» **Material provided**:
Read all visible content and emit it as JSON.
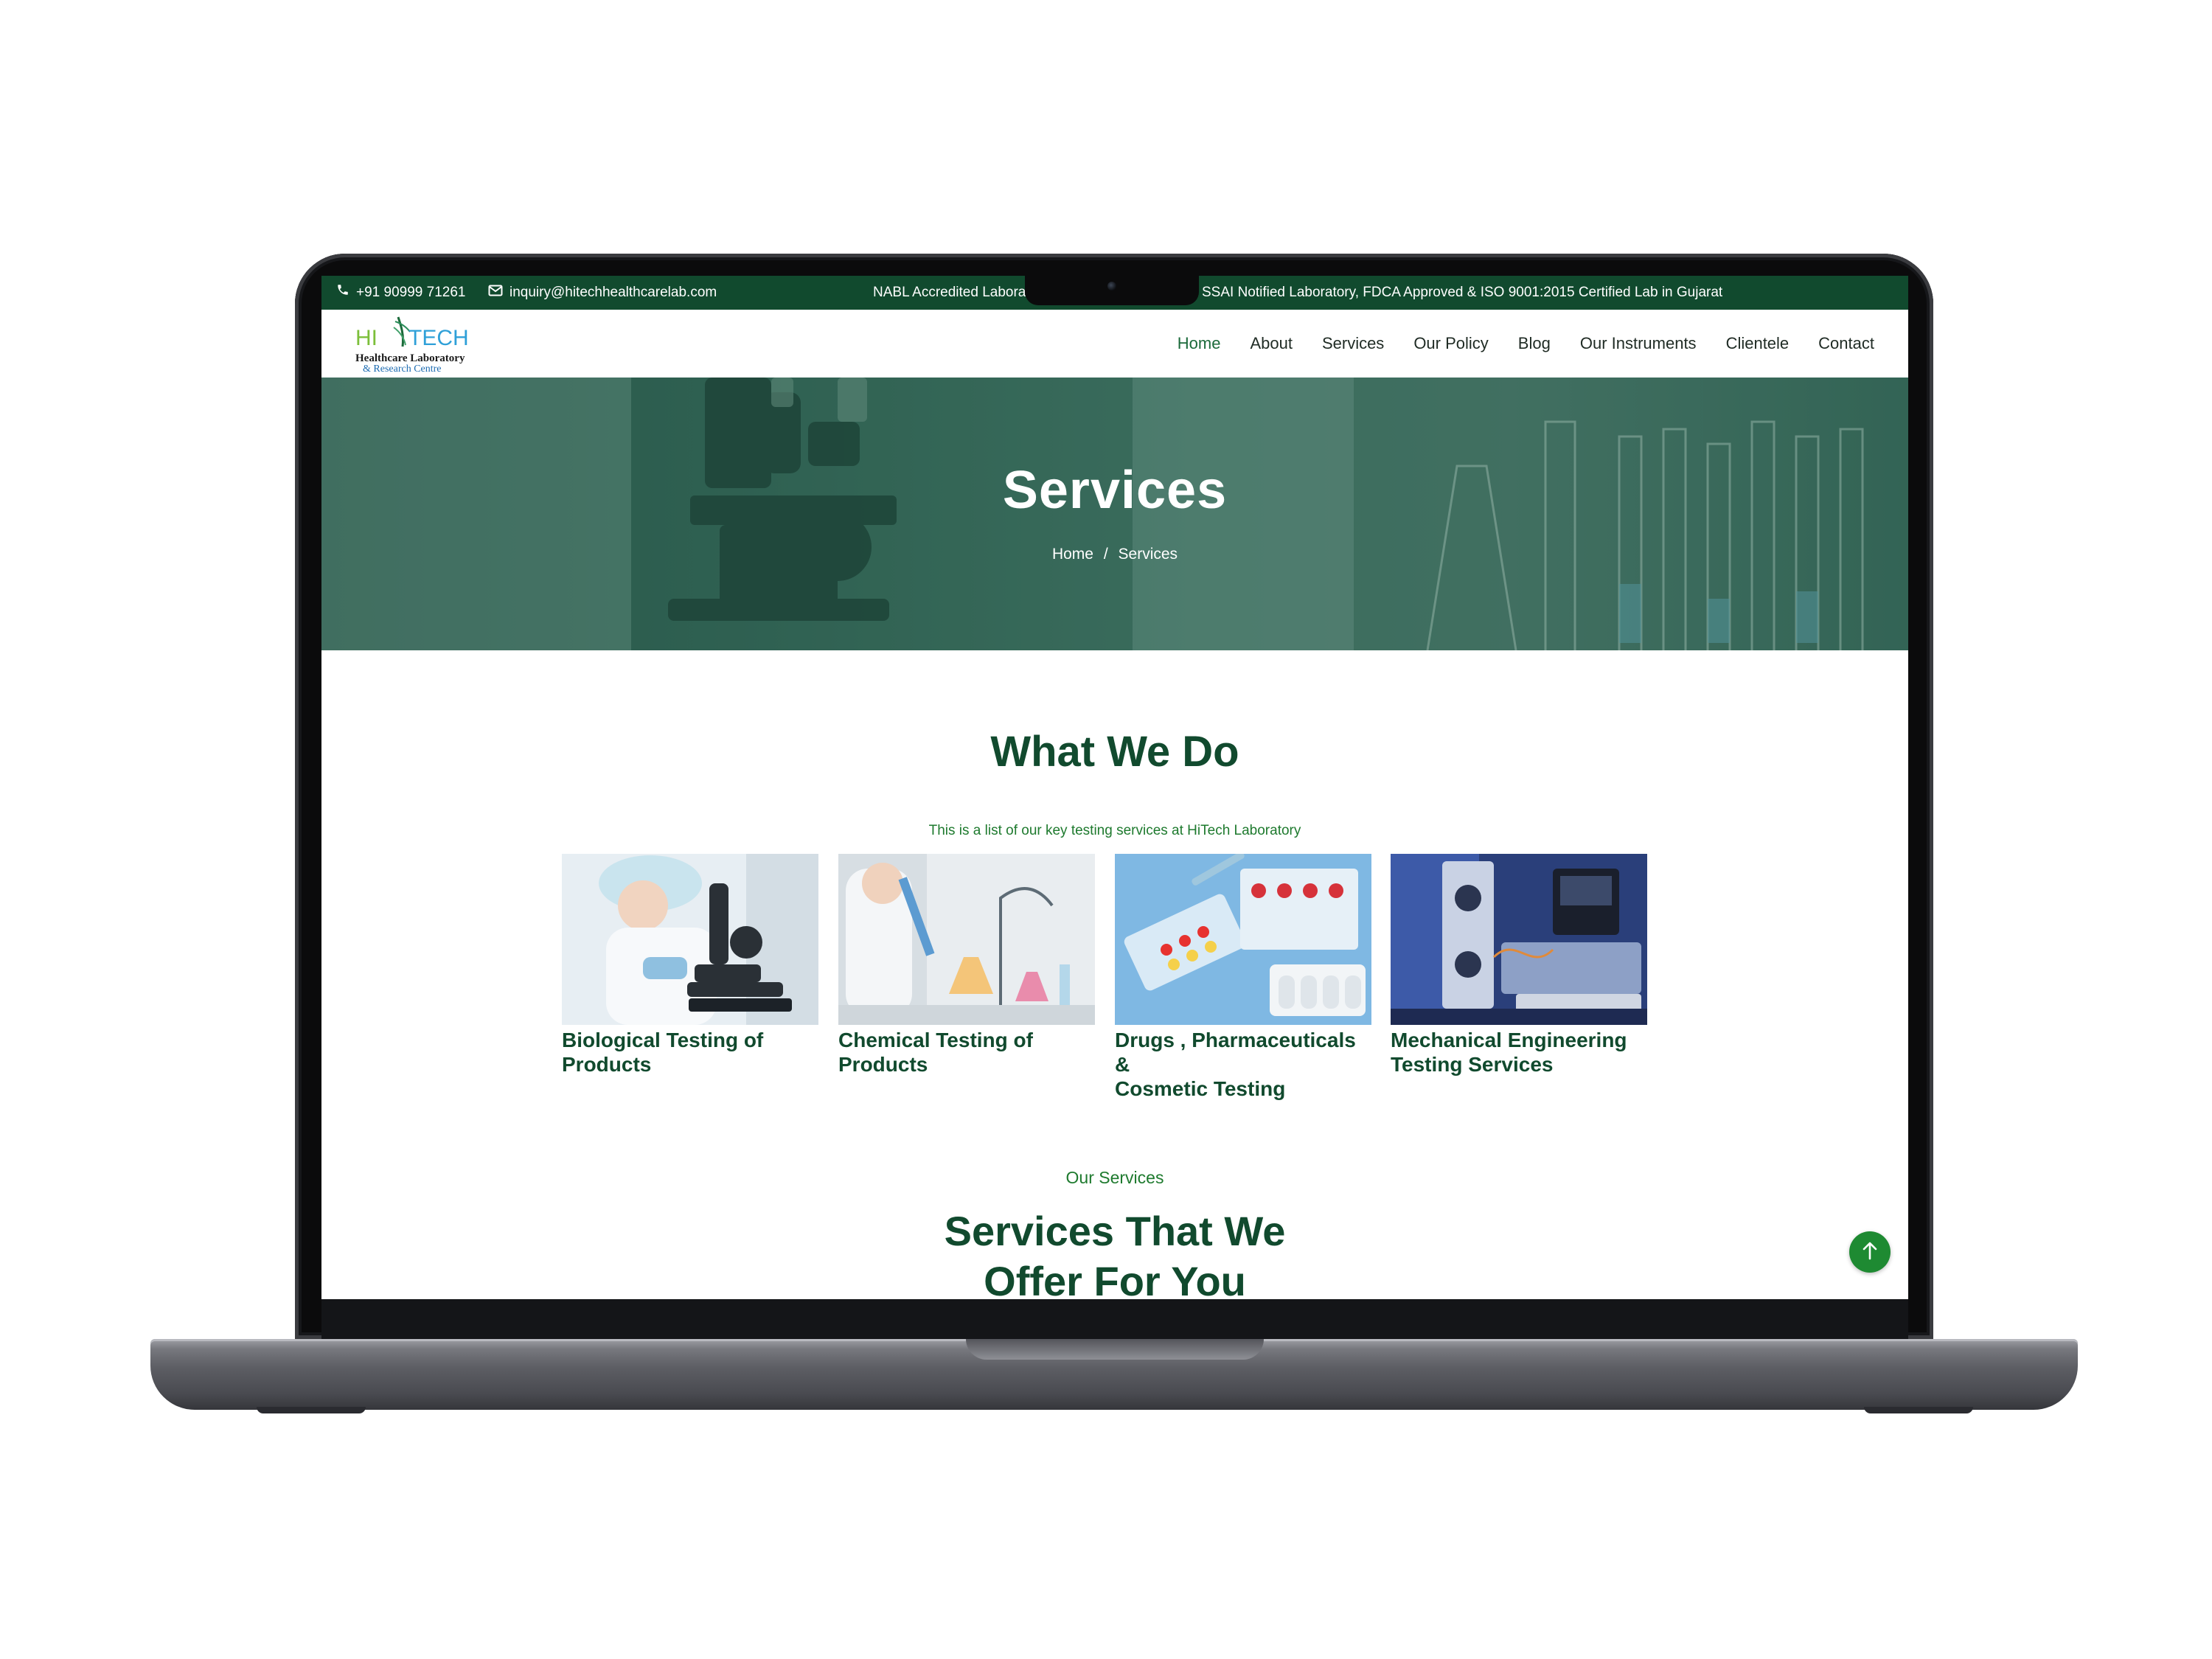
{
  "topbar": {
    "phone": "+91 90999 71261",
    "email": "inquiry@hitechhealthcarelab.com",
    "ticker_left": "NABL Accredited Labora",
    "ticker_right": "SSAI Notified Laboratory, FDCA Approved & ISO 9001:2015 Certified Lab in Gujarat",
    "phone_icon": "phone-icon",
    "mail_icon": "envelope-icon"
  },
  "logo": {
    "brand_hi": "HI",
    "brand_tech": "TECH",
    "line1": "Healthcare Laboratory",
    "line2": "& Research Centre"
  },
  "nav": {
    "items": [
      {
        "label": "Home",
        "active": true
      },
      {
        "label": "About"
      },
      {
        "label": "Services"
      },
      {
        "label": "Our Policy"
      },
      {
        "label": "Blog"
      },
      {
        "label": "Our Instruments"
      },
      {
        "label": "Clientele"
      },
      {
        "label": "Contact"
      }
    ]
  },
  "hero": {
    "title": "Services",
    "breadcrumb_home": "Home",
    "breadcrumb_sep": "/",
    "breadcrumb_current": "Services"
  },
  "what_we_do": {
    "title": "What We Do",
    "subtitle": "This is a list of our key testing services at HiTech Laboratory",
    "cards": [
      {
        "line1": "Biological Testing of",
        "line2": "Products"
      },
      {
        "line1": "Chemical Testing of",
        "line2": "Products"
      },
      {
        "line1": "Drugs , Pharmaceuticals &",
        "line2": "Cosmetic Testing"
      },
      {
        "line1": "Mechanical Engineering",
        "line2": "Testing Services"
      }
    ]
  },
  "our_services": {
    "kicker": "Our Services",
    "title_line1": "Services That We",
    "title_line2": "Offer For You"
  },
  "colors": {
    "brand_dark_green": "#114a2e",
    "accent_green": "#1e7a2e",
    "scroll_button": "#1e8a32"
  },
  "icons": {
    "scroll_top": "arrow-up-icon"
  }
}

» **Written exercise**: Across all the entries, count the lines that contain the word "Laboratory" and give the number by itself.

» **Correct response**: 3